## Given request
Below are entries to be transcribed exactly; exclude the pictures from the copy.

## Dataset excerpts
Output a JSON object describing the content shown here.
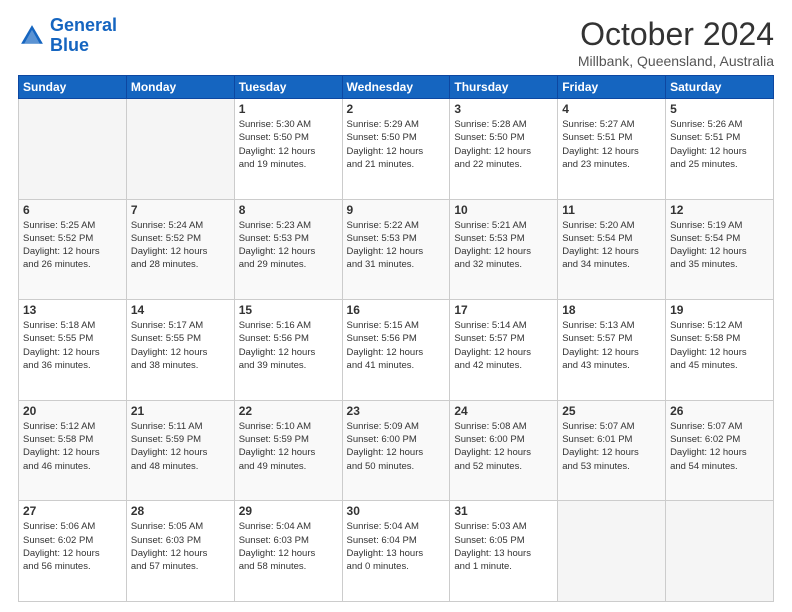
{
  "header": {
    "logo_line1": "General",
    "logo_line2": "Blue",
    "month": "October 2024",
    "location": "Millbank, Queensland, Australia"
  },
  "weekdays": [
    "Sunday",
    "Monday",
    "Tuesday",
    "Wednesday",
    "Thursday",
    "Friday",
    "Saturday"
  ],
  "weeks": [
    [
      {
        "day": "",
        "info": ""
      },
      {
        "day": "",
        "info": ""
      },
      {
        "day": "1",
        "info": "Sunrise: 5:30 AM\nSunset: 5:50 PM\nDaylight: 12 hours\nand 19 minutes."
      },
      {
        "day": "2",
        "info": "Sunrise: 5:29 AM\nSunset: 5:50 PM\nDaylight: 12 hours\nand 21 minutes."
      },
      {
        "day": "3",
        "info": "Sunrise: 5:28 AM\nSunset: 5:50 PM\nDaylight: 12 hours\nand 22 minutes."
      },
      {
        "day": "4",
        "info": "Sunrise: 5:27 AM\nSunset: 5:51 PM\nDaylight: 12 hours\nand 23 minutes."
      },
      {
        "day": "5",
        "info": "Sunrise: 5:26 AM\nSunset: 5:51 PM\nDaylight: 12 hours\nand 25 minutes."
      }
    ],
    [
      {
        "day": "6",
        "info": "Sunrise: 5:25 AM\nSunset: 5:52 PM\nDaylight: 12 hours\nand 26 minutes."
      },
      {
        "day": "7",
        "info": "Sunrise: 5:24 AM\nSunset: 5:52 PM\nDaylight: 12 hours\nand 28 minutes."
      },
      {
        "day": "8",
        "info": "Sunrise: 5:23 AM\nSunset: 5:53 PM\nDaylight: 12 hours\nand 29 minutes."
      },
      {
        "day": "9",
        "info": "Sunrise: 5:22 AM\nSunset: 5:53 PM\nDaylight: 12 hours\nand 31 minutes."
      },
      {
        "day": "10",
        "info": "Sunrise: 5:21 AM\nSunset: 5:53 PM\nDaylight: 12 hours\nand 32 minutes."
      },
      {
        "day": "11",
        "info": "Sunrise: 5:20 AM\nSunset: 5:54 PM\nDaylight: 12 hours\nand 34 minutes."
      },
      {
        "day": "12",
        "info": "Sunrise: 5:19 AM\nSunset: 5:54 PM\nDaylight: 12 hours\nand 35 minutes."
      }
    ],
    [
      {
        "day": "13",
        "info": "Sunrise: 5:18 AM\nSunset: 5:55 PM\nDaylight: 12 hours\nand 36 minutes."
      },
      {
        "day": "14",
        "info": "Sunrise: 5:17 AM\nSunset: 5:55 PM\nDaylight: 12 hours\nand 38 minutes."
      },
      {
        "day": "15",
        "info": "Sunrise: 5:16 AM\nSunset: 5:56 PM\nDaylight: 12 hours\nand 39 minutes."
      },
      {
        "day": "16",
        "info": "Sunrise: 5:15 AM\nSunset: 5:56 PM\nDaylight: 12 hours\nand 41 minutes."
      },
      {
        "day": "17",
        "info": "Sunrise: 5:14 AM\nSunset: 5:57 PM\nDaylight: 12 hours\nand 42 minutes."
      },
      {
        "day": "18",
        "info": "Sunrise: 5:13 AM\nSunset: 5:57 PM\nDaylight: 12 hours\nand 43 minutes."
      },
      {
        "day": "19",
        "info": "Sunrise: 5:12 AM\nSunset: 5:58 PM\nDaylight: 12 hours\nand 45 minutes."
      }
    ],
    [
      {
        "day": "20",
        "info": "Sunrise: 5:12 AM\nSunset: 5:58 PM\nDaylight: 12 hours\nand 46 minutes."
      },
      {
        "day": "21",
        "info": "Sunrise: 5:11 AM\nSunset: 5:59 PM\nDaylight: 12 hours\nand 48 minutes."
      },
      {
        "day": "22",
        "info": "Sunrise: 5:10 AM\nSunset: 5:59 PM\nDaylight: 12 hours\nand 49 minutes."
      },
      {
        "day": "23",
        "info": "Sunrise: 5:09 AM\nSunset: 6:00 PM\nDaylight: 12 hours\nand 50 minutes."
      },
      {
        "day": "24",
        "info": "Sunrise: 5:08 AM\nSunset: 6:00 PM\nDaylight: 12 hours\nand 52 minutes."
      },
      {
        "day": "25",
        "info": "Sunrise: 5:07 AM\nSunset: 6:01 PM\nDaylight: 12 hours\nand 53 minutes."
      },
      {
        "day": "26",
        "info": "Sunrise: 5:07 AM\nSunset: 6:02 PM\nDaylight: 12 hours\nand 54 minutes."
      }
    ],
    [
      {
        "day": "27",
        "info": "Sunrise: 5:06 AM\nSunset: 6:02 PM\nDaylight: 12 hours\nand 56 minutes."
      },
      {
        "day": "28",
        "info": "Sunrise: 5:05 AM\nSunset: 6:03 PM\nDaylight: 12 hours\nand 57 minutes."
      },
      {
        "day": "29",
        "info": "Sunrise: 5:04 AM\nSunset: 6:03 PM\nDaylight: 12 hours\nand 58 minutes."
      },
      {
        "day": "30",
        "info": "Sunrise: 5:04 AM\nSunset: 6:04 PM\nDaylight: 13 hours\nand 0 minutes."
      },
      {
        "day": "31",
        "info": "Sunrise: 5:03 AM\nSunset: 6:05 PM\nDaylight: 13 hours\nand 1 minute."
      },
      {
        "day": "",
        "info": ""
      },
      {
        "day": "",
        "info": ""
      }
    ]
  ]
}
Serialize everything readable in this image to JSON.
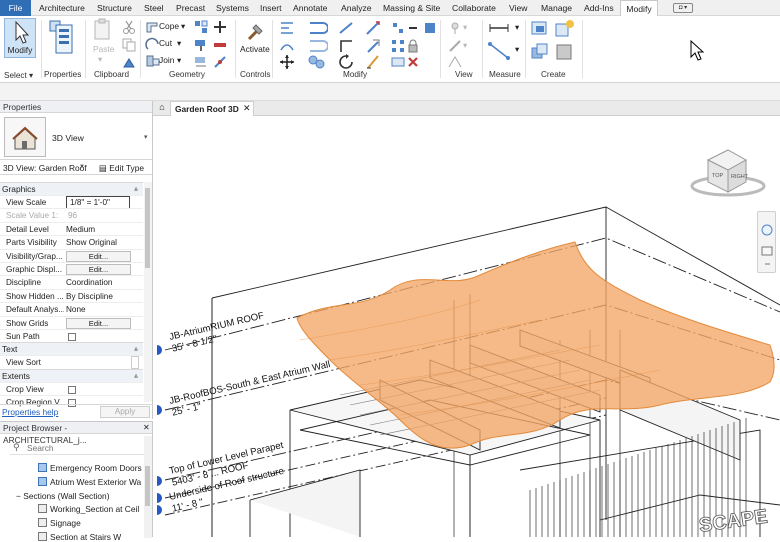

## Result of the task
Output a JSON object describing the content shown here.
{
  "header": {
    "logo_line1": "General",
    "logo_line2": "Blue",
    "month": "October 2024",
    "location": "Millbank, Queensland, Australia"
  },
  "weekdays": [
    "Sunday",
    "Monday",
    "Tuesday",
    "Wednesday",
    "Thursday",
    "Friday",
    "Saturday"
  ],
  "weeks": [
    [
      {
        "day": "",
        "info": ""
      },
      {
        "day": "",
        "info": ""
      },
      {
        "day": "1",
        "info": "Sunrise: 5:30 AM\nSunset: 5:50 PM\nDaylight: 12 hours\nand 19 minutes."
      },
      {
        "day": "2",
        "info": "Sunrise: 5:29 AM\nSunset: 5:50 PM\nDaylight: 12 hours\nand 21 minutes."
      },
      {
        "day": "3",
        "info": "Sunrise: 5:28 AM\nSunset: 5:50 PM\nDaylight: 12 hours\nand 22 minutes."
      },
      {
        "day": "4",
        "info": "Sunrise: 5:27 AM\nSunset: 5:51 PM\nDaylight: 12 hours\nand 23 minutes."
      },
      {
        "day": "5",
        "info": "Sunrise: 5:26 AM\nSunset: 5:51 PM\nDaylight: 12 hours\nand 25 minutes."
      }
    ],
    [
      {
        "day": "6",
        "info": "Sunrise: 5:25 AM\nSunset: 5:52 PM\nDaylight: 12 hours\nand 26 minutes."
      },
      {
        "day": "7",
        "info": "Sunrise: 5:24 AM\nSunset: 5:52 PM\nDaylight: 12 hours\nand 28 minutes."
      },
      {
        "day": "8",
        "info": "Sunrise: 5:23 AM\nSunset: 5:53 PM\nDaylight: 12 hours\nand 29 minutes."
      },
      {
        "day": "9",
        "info": "Sunrise: 5:22 AM\nSunset: 5:53 PM\nDaylight: 12 hours\nand 31 minutes."
      },
      {
        "day": "10",
        "info": "Sunrise: 5:21 AM\nSunset: 5:53 PM\nDaylight: 12 hours\nand 32 minutes."
      },
      {
        "day": "11",
        "info": "Sunrise: 5:20 AM\nSunset: 5:54 PM\nDaylight: 12 hours\nand 34 minutes."
      },
      {
        "day": "12",
        "info": "Sunrise: 5:19 AM\nSunset: 5:54 PM\nDaylight: 12 hours\nand 35 minutes."
      }
    ],
    [
      {
        "day": "13",
        "info": "Sunrise: 5:18 AM\nSunset: 5:55 PM\nDaylight: 12 hours\nand 36 minutes."
      },
      {
        "day": "14",
        "info": "Sunrise: 5:17 AM\nSunset: 5:55 PM\nDaylight: 12 hours\nand 38 minutes."
      },
      {
        "day": "15",
        "info": "Sunrise: 5:16 AM\nSunset: 5:56 PM\nDaylight: 12 hours\nand 39 minutes."
      },
      {
        "day": "16",
        "info": "Sunrise: 5:15 AM\nSunset: 5:56 PM\nDaylight: 12 hours\nand 41 minutes."
      },
      {
        "day": "17",
        "info": "Sunrise: 5:14 AM\nSunset: 5:57 PM\nDaylight: 12 hours\nand 42 minutes."
      },
      {
        "day": "18",
        "info": "Sunrise: 5:13 AM\nSunset: 5:57 PM\nDaylight: 12 hours\nand 43 minutes."
      },
      {
        "day": "19",
        "info": "Sunrise: 5:12 AM\nSunset: 5:58 PM\nDaylight: 12 hours\nand 45 minutes."
      }
    ],
    [
      {
        "day": "20",
        "info": "Sunrise: 5:12 AM\nSunset: 5:58 PM\nDaylight: 12 hours\nand 46 minutes."
      },
      {
        "day": "21",
        "info": "Sunrise: 5:11 AM\nSunset: 5:59 PM\nDaylight: 12 hours\nand 48 minutes."
      },
      {
        "day": "22",
        "info": "Sunrise: 5:10 AM\nSunset: 5:59 PM\nDaylight: 12 hours\nand 49 minutes."
      },
      {
        "day": "23",
        "info": "Sunrise: 5:09 AM\nSunset: 6:00 PM\nDaylight: 12 hours\nand 50 minutes."
      },
      {
        "day": "24",
        "info": "Sunrise: 5:08 AM\nSunset: 6:00 PM\nDaylight: 12 hours\nand 52 minutes."
      },
      {
        "day": "25",
        "info": "Sunrise: 5:07 AM\nSunset: 6:01 PM\nDaylight: 12 hours\nand 53 minutes."
      },
      {
        "day": "26",
        "info": "Sunrise: 5:07 AM\nSunset: 6:02 PM\nDaylight: 12 hours\nand 54 minutes."
      }
    ],
    [
      {
        "day": "27",
        "info": "Sunrise: 5:06 AM\nSunset: 6:02 PM\nDaylight: 12 hours\nand 56 minutes."
      },
      {
        "day": "28",
        "info": "Sunrise: 5:05 AM\nSunset: 6:03 PM\nDaylight: 12 hours\nand 57 minutes."
      },
      {
        "day": "29",
        "info": "Sunrise: 5:04 AM\nSunset: 6:03 PM\nDaylight: 12 hours\nand 58 minutes."
      },
      {
        "day": "30",
        "info": "Sunrise: 5:04 AM\nSunset: 6:04 PM\nDaylight: 13 hours\nand 0 minutes."
      },
      {
        "day": "31",
        "info": "Sunrise: 5:03 AM\nSunset: 6:05 PM\nDaylight: 13 hours\nand 1 minute."
      },
      {
        "day": "",
        "info": ""
      },
      {
        "day": "",
        "info": ""
      }
    ]
  ]
}
Serialize everything readable in this image to JSON.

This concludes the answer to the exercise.